Bu "yaşanmamışlık" değildir. Her şey ama her şey; aşk, korku, cesaret, sevgi, nefret, sadakat ve hıyanet bir arada, aynı anda, iç içe, ne olduğunun bile bilincine varmaya zaman kalmadan yaşanmıştır.

Eğer siz, erkek yoldaşının yanında vurulup can vermek üzere olan bir kadın 78'linin gözlerine o son anında bakmış olsaydınız; oradaki huzuru, insana ait bütün duyguları yaşamış olmanın rahatlığını ve yanı başındaki erkek arkadaşına aşkların en temiziyle son defa baktığını kolayca görebilirdiniz.

Böyle gencecik kadın ve erkeklerin ölüm anında pişmanlıktan eser bile olmayan insanlık durumları, biliniz ki, ancak "yoğunlaşmış bir tarihsel dönemin" ürünü olabilirdi.

Her şey yaşanmıştır bu tarihte.

Büyük bir hızla, büyük bir yoğunlukla, yaşananın bilincine bile varmamızı engelleyen bir çabuklukla yaşanmıştır.

Ölüm ve yaşamın böylesine iç içe geçtiği beş-altı yıl, insani bütün duyguların ve yaşantıların iç içe geçmesinden başka nedir ki?

Bugün 78 kuşağının "yaşanmamışlık" sendromu içinde savrulup gittiğini düşünenler, yalnız bizim kuşağımızın eleştiricileri değildir. Bu görüş, bizim aramızda da yaygındır.

******

Alıştırma 1 — Sayfa metnini, yalnızca metinde geçen bilgilere dayanarak iki cümleyle özetleyin.
Alıştırma 2 —
Sayfa metnine göre aşağıdaki soruları kısaca yanıtlayın.
(a) Ölüm ve yaşamın iç içe geçtiği dönem kaç yıl olarak anılıyor?
(b) Vurulan kadın 78'linin son anındaki gözlerinde neler görülebilirdi?
(c) "Yaşanmamışlık" sendromu görüşü kimlerin arasında yaygındır?

******

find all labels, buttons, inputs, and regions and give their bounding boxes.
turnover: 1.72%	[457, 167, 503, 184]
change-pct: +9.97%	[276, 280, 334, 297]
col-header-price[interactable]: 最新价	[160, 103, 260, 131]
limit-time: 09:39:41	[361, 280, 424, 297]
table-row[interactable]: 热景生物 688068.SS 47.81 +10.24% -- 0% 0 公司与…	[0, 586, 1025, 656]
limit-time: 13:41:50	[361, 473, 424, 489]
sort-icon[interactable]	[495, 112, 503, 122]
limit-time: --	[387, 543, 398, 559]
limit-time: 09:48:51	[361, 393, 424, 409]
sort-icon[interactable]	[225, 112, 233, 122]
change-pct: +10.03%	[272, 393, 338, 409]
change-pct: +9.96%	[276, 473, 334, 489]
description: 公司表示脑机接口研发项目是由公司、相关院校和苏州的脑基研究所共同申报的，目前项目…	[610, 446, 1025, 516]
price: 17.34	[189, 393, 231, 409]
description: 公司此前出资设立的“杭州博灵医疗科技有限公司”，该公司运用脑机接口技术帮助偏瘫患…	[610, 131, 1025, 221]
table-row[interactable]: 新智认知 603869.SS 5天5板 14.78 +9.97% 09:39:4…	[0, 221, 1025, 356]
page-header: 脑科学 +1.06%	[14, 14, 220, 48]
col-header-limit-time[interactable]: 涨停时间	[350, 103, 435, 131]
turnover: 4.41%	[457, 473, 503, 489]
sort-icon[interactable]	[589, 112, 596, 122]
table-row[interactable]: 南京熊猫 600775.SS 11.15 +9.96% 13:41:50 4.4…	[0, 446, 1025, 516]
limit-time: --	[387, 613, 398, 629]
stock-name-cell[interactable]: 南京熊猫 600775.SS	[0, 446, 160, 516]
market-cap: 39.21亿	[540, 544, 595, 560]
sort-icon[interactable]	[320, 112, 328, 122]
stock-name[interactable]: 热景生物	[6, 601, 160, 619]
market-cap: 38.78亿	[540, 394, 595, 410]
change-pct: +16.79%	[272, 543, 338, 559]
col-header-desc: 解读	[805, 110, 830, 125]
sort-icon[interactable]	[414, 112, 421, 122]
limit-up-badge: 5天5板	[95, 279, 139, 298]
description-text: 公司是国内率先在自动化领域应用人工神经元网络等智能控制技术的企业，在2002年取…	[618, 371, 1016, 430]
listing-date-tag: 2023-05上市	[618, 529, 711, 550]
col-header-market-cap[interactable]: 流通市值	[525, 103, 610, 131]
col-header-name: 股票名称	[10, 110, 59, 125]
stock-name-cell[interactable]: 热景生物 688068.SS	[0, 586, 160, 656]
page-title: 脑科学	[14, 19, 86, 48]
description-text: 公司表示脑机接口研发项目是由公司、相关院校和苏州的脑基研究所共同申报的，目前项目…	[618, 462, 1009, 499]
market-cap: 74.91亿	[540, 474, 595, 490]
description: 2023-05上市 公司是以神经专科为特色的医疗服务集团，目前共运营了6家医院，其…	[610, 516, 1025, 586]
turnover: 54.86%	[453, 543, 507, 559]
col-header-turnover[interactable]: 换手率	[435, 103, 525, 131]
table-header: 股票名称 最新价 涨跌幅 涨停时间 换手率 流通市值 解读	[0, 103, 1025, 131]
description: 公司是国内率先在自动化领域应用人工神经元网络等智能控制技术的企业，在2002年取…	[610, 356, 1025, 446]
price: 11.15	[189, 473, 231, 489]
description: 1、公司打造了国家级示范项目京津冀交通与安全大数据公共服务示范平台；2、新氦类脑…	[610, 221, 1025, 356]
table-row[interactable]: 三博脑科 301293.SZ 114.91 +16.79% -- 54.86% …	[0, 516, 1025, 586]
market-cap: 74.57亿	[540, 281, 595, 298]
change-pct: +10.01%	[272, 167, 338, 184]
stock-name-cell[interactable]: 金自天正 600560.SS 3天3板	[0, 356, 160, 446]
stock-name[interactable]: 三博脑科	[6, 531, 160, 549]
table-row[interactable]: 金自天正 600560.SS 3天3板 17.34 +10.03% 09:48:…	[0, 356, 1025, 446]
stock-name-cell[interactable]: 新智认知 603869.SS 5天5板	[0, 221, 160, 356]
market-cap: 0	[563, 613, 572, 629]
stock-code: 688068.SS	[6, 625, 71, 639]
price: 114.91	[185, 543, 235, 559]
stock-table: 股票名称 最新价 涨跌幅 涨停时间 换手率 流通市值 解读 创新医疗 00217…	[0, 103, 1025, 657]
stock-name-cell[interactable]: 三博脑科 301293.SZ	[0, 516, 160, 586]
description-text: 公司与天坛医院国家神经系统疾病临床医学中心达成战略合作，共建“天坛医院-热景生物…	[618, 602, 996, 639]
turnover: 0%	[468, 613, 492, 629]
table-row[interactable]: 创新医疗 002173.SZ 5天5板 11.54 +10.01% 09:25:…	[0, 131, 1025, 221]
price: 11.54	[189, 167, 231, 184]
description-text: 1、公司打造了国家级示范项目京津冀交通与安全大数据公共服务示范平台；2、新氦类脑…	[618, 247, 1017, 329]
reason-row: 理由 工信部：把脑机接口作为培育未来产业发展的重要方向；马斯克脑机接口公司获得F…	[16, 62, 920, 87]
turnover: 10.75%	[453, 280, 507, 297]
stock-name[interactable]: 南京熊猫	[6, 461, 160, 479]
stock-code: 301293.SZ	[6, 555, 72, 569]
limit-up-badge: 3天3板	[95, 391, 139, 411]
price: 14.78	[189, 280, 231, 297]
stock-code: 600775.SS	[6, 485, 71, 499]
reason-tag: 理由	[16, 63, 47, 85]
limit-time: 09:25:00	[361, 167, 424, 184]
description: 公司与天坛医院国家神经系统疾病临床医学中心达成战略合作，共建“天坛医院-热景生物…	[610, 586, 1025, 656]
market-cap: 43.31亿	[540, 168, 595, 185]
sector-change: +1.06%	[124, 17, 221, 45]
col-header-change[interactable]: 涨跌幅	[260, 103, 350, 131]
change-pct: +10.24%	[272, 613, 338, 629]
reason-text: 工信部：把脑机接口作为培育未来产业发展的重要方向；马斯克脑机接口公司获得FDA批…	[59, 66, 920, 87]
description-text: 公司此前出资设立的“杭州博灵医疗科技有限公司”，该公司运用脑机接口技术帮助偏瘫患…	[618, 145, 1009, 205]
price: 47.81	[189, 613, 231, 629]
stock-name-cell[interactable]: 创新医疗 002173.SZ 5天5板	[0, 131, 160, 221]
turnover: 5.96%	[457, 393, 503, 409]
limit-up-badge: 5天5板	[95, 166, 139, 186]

******

Yanıt alanı 1 — 78 kuşağının yaşadıkları bir "yaşanmamışlık" değildir; aşk, korku, cesaret, nefret, sadakat ve hıyanet gibi bütün duygular aynı anda, büyük bir hızla ve yoğunlukla yaşanmıştır. Ölüm anında bile pişmanlık taşımayan genç kadın ve erkeklerin durumu yoğunlaşmış bir tarihsel dönemin ürünüdür, ancak bu kuşağın "yaşanmamışlık" sendromu içinde savrulduğu görüşü yalnız eleştiricileri arasında değil, kuşağın kendi içinde de yaygındır.

Yanıt alanı 2 —
(a) Beş-altı yıl.
(b) Huzur, insana ait bütün duyguları yaşamış olmanın rahatlığı ve yanı başındaki erkek arkadaşına aşkların en temiziyle son defa baktığı.
(c) Yalnız 78 kuşağının eleştiricileri arasında değil, kuşağın kendi içinde de.